• _GIVEN REQUEST_:
Find how many lines in the data below mention "JSON". Give the number only.

• _RECORDS PROVIDED_:
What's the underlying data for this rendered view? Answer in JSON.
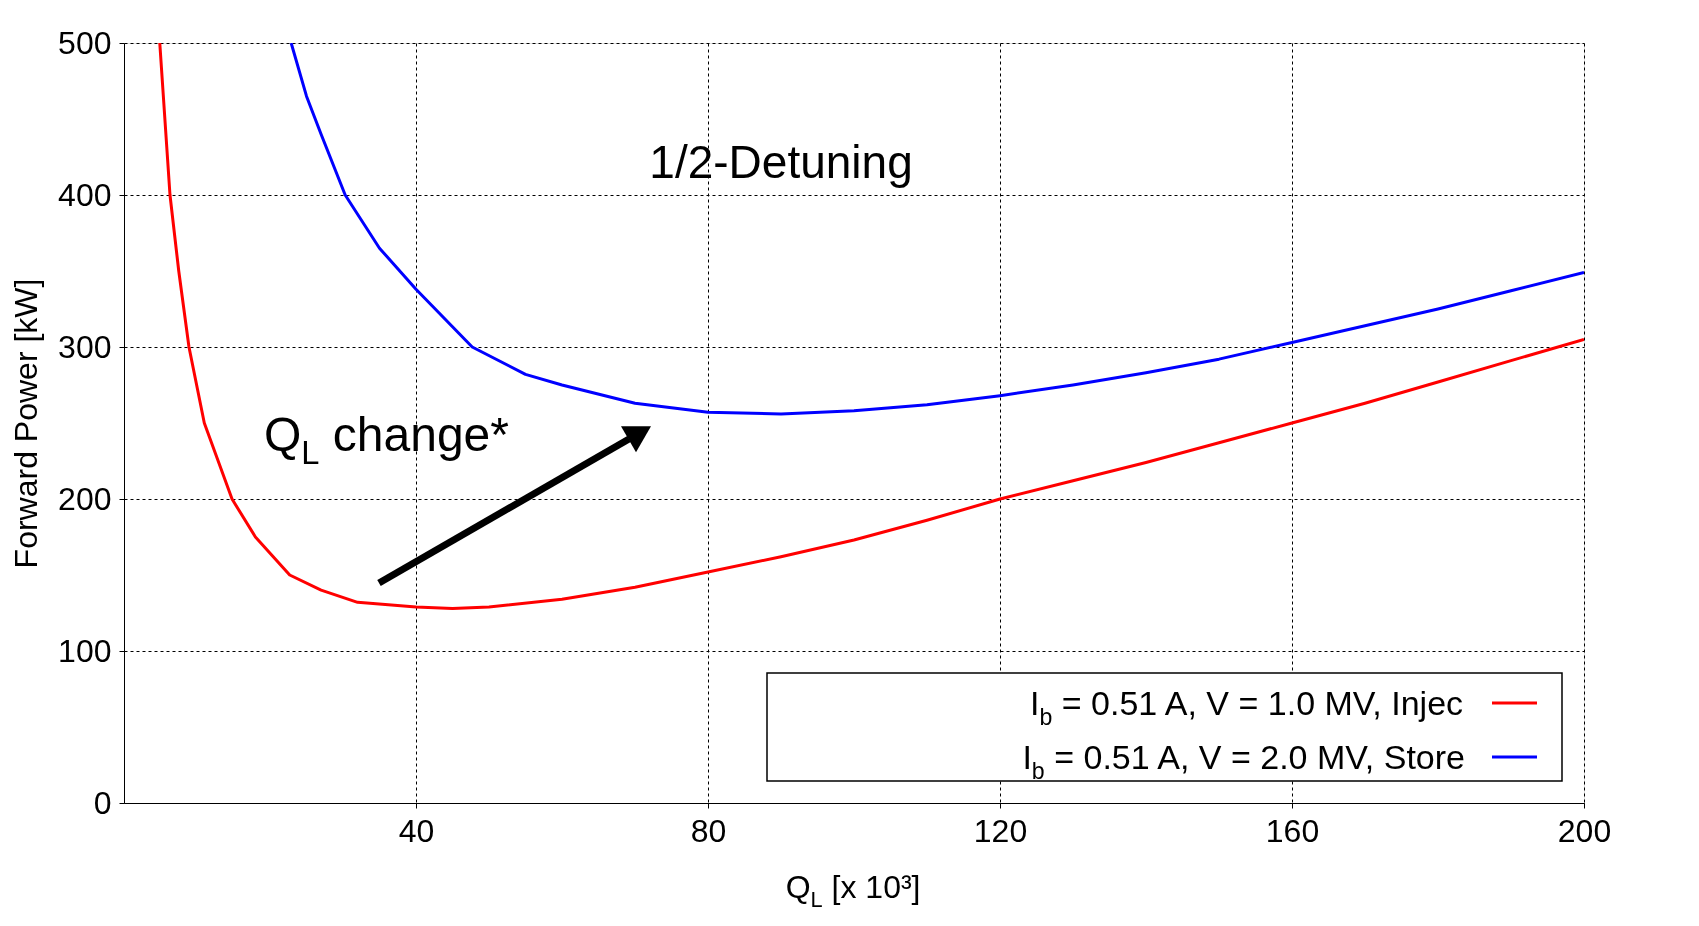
{
  "chart_data": {
    "type": "line",
    "xlabel": "Q$_{L}$ [x 10³]",
    "ylabel": "Forward Power [kW]",
    "xlim": [
      0,
      200
    ],
    "xticks": [
      40,
      80,
      120,
      160,
      200
    ],
    "ylim": [
      0,
      500
    ],
    "yticks": [
      0,
      100,
      200,
      300,
      400,
      500
    ],
    "grid": true,
    "legend": "bottom right",
    "line_style": "solid",
    "marker": "none",
    "annotations": [
      "1/2-Detuning",
      "Q$_{L}$ change*"
    ],
    "series": [
      {
        "name": "I$_{b}$ = 0.51 A, V = 1.0 MV, Injec",
        "color": "#ff0000",
        "x": [
          4.9,
          6.3,
          7.5,
          8.9,
          11,
          14.8,
          18,
          22.7,
          27,
          32,
          40,
          45,
          50,
          60,
          70,
          80,
          90,
          100,
          110,
          120,
          130,
          140,
          150,
          160,
          170,
          180,
          190,
          200
        ],
        "values": [
          500,
          400,
          350,
          300,
          250,
          200,
          175,
          150,
          140,
          132,
          129,
          128,
          129,
          134,
          142,
          152,
          162,
          173,
          186,
          200,
          212,
          224,
          237,
          250,
          263,
          277,
          291,
          305
        ]
      },
      {
        "name": "I$_{b}$ = 0.51 A, V = 2.0 MV, Store",
        "color": "#0000ff",
        "x": [
          22.9,
          25,
          27,
          30.3,
          35,
          40,
          47.7,
          55,
          60,
          70,
          80,
          90,
          100,
          110,
          120,
          130,
          140,
          150,
          160,
          170,
          180,
          190,
          200
        ],
        "values": [
          500,
          465,
          440,
          400,
          365,
          338,
          300,
          282,
          275,
          263,
          257,
          256,
          258,
          262,
          268,
          275,
          283,
          292,
          303,
          314,
          325,
          337,
          349
        ]
      }
    ]
  }
}
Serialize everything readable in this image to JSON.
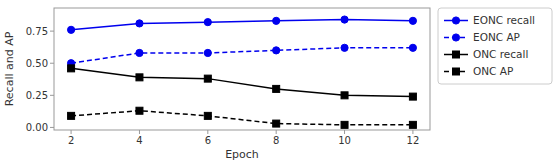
{
  "chart_data": {
    "type": "line",
    "x_label": "Epoch",
    "y_label": "Recall and AP",
    "x": [
      2,
      4,
      6,
      8,
      10,
      12
    ],
    "series": [
      {
        "name": "EONC recall",
        "color": "#0000ee",
        "marker": "circle",
        "line_style": "solid",
        "values": [
          0.76,
          0.81,
          0.82,
          0.83,
          0.84,
          0.83
        ]
      },
      {
        "name": "EONC AP",
        "color": "#0000ee",
        "marker": "circle",
        "line_style": "dashed",
        "values": [
          0.5,
          0.58,
          0.58,
          0.6,
          0.62,
          0.62
        ]
      },
      {
        "name": "ONC recall",
        "color": "#000000",
        "marker": "square",
        "line_style": "solid",
        "values": [
          0.46,
          0.39,
          0.38,
          0.3,
          0.25,
          0.24
        ]
      },
      {
        "name": "ONC AP",
        "color": "#000000",
        "marker": "square",
        "line_style": "dashed",
        "values": [
          0.09,
          0.13,
          0.09,
          0.03,
          0.02,
          0.02
        ]
      }
    ],
    "xlim": [
      1.5,
      12.5
    ],
    "ylim": [
      -0.02,
      0.93
    ],
    "xticks": [
      2,
      4,
      6,
      8,
      10,
      12
    ],
    "yticks": [
      {
        "value": 0.0,
        "label": "0.00"
      },
      0.25,
      {
        "value": 0.5,
        "label": "0.50"
      },
      0.75
    ],
    "grid": false,
    "legend": "right"
  }
}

• _TASK RESULT_:
2